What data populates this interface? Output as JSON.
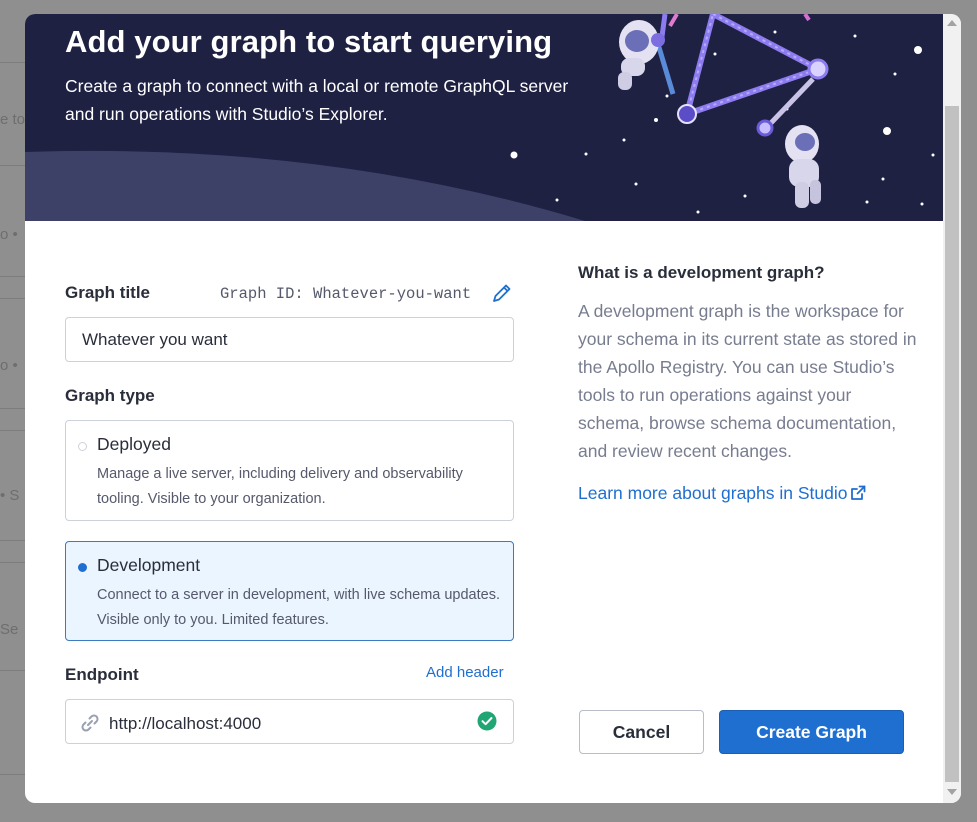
{
  "background": {
    "fragments": [
      "e to",
      "o •",
      "o •",
      "• S",
      "Se"
    ]
  },
  "dialog": {
    "hero": {
      "title": "Add your graph to start querying",
      "subtitle": "Create a graph to connect with a local or remote GraphQL server and run operations with Studio’s Explorer."
    },
    "graph_title": {
      "label": "Graph title",
      "graph_id": "Graph ID: Whatever-you-want",
      "value": "Whatever you want"
    },
    "graph_type": {
      "label": "Graph type",
      "options": [
        {
          "title": "Deployed",
          "description": "Manage a live server, including delivery and observability tooling. Visible to your organization.",
          "selected": false
        },
        {
          "title": "Development",
          "description": "Connect to a server in development, with live schema updates. Visible only to you. Limited features.",
          "selected": true
        }
      ]
    },
    "endpoint": {
      "label": "Endpoint",
      "add_header": "Add header",
      "value": "http://localhost:4000"
    },
    "sidebar": {
      "title": "What is a development graph?",
      "body": "A development graph is the workspace for your schema in its current state as stored in the Apollo Registry. You can use Studio’s tools to run operations against your schema, browse schema documentation, and review recent changes.",
      "link": "Learn more about graphs in Studio"
    },
    "buttons": {
      "cancel": "Cancel",
      "create": "Create Graph"
    }
  },
  "colors": {
    "hero_bg": "#1e2142",
    "primary": "#1f6fd1",
    "success": "#1fa672",
    "selected_bg": "#ebf5ff"
  },
  "icons": [
    "pencil-icon",
    "link-icon",
    "check-circle-icon",
    "external-link-icon",
    "radio-icon"
  ]
}
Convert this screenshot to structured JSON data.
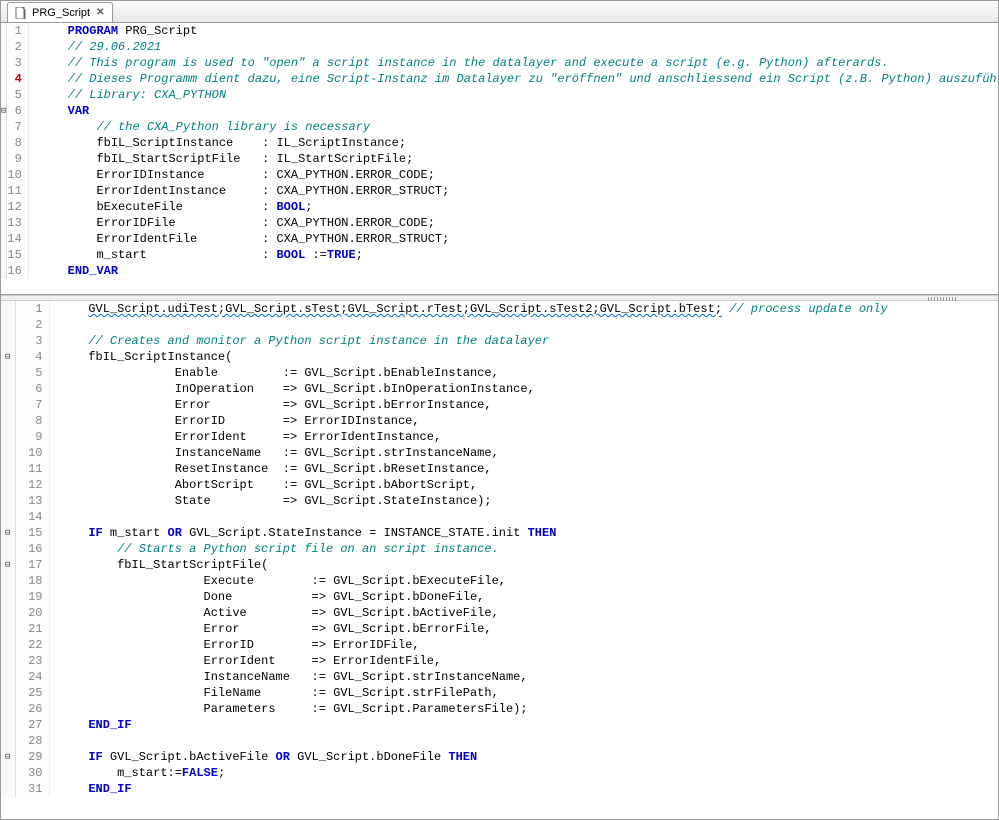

= Work to complete =
Please write out all of the material above without changing a word, and omit any pictures.

= Result for this task =
What data populates this interface? Output as JSON.
{
  "background": {
    "fragments": [
      "e to",
      "o •",
      "o •",
      "• S",
      "Se"
    ]
  },
  "dialog": {
    "hero": {
      "title": "Add your graph to start querying",
      "subtitle": "Create a graph to connect with a local or remote GraphQL server and run operations with Studio’s Explorer."
    },
    "graph_title": {
      "label": "Graph title",
      "graph_id": "Graph ID: Whatever-you-want",
      "value": "Whatever you want"
    },
    "graph_type": {
      "label": "Graph type",
      "options": [
        {
          "title": "Deployed",
          "description": "Manage a live server, including delivery and observability tooling. Visible to your organization.",
          "selected": false
        },
        {
          "title": "Development",
          "description": "Connect to a server in development, with live schema updates. Visible only to you. Limited features.",
          "selected": true
        }
      ]
    },
    "endpoint": {
      "label": "Endpoint",
      "add_header": "Add header",
      "value": "http://localhost:4000"
    },
    "sidebar": {
      "title": "What is a development graph?",
      "body": "A development graph is the workspace for your schema in its current state as stored in the Apollo Registry. You can use Studio’s tools to run operations against your schema, browse schema documentation, and review recent changes.",
      "link": "Learn more about graphs in Studio"
    },
    "buttons": {
      "cancel": "Cancel",
      "create": "Create Graph"
    }
  },
  "colors": {
    "hero_bg": "#1e2142",
    "primary": "#1f6fd1",
    "success": "#1fa672",
    "selected_bg": "#ebf5ff"
  },
  "icons": [
    "pencil-icon",
    "link-icon",
    "check-circle-icon",
    "external-link-icon",
    "radio-icon"
  ]
}
Convert this screenshot to structured JSON data.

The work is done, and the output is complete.